What is needed:
Find the string "Великобритания" in the data, then copy every line where it is found.

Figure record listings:
- - - -
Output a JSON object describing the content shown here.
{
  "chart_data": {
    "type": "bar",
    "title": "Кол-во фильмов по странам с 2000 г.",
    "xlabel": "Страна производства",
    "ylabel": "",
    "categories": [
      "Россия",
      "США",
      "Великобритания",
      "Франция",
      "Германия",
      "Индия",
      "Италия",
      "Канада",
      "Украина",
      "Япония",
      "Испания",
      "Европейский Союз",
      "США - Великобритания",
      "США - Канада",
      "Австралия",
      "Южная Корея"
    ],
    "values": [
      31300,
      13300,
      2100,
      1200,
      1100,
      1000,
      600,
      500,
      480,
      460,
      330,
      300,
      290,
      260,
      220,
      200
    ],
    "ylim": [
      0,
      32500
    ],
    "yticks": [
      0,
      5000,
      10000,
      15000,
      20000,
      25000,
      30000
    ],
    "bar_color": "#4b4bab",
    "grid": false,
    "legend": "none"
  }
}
- - - -
Correct answer:
      "Великобритания",
      "США - Великобритания",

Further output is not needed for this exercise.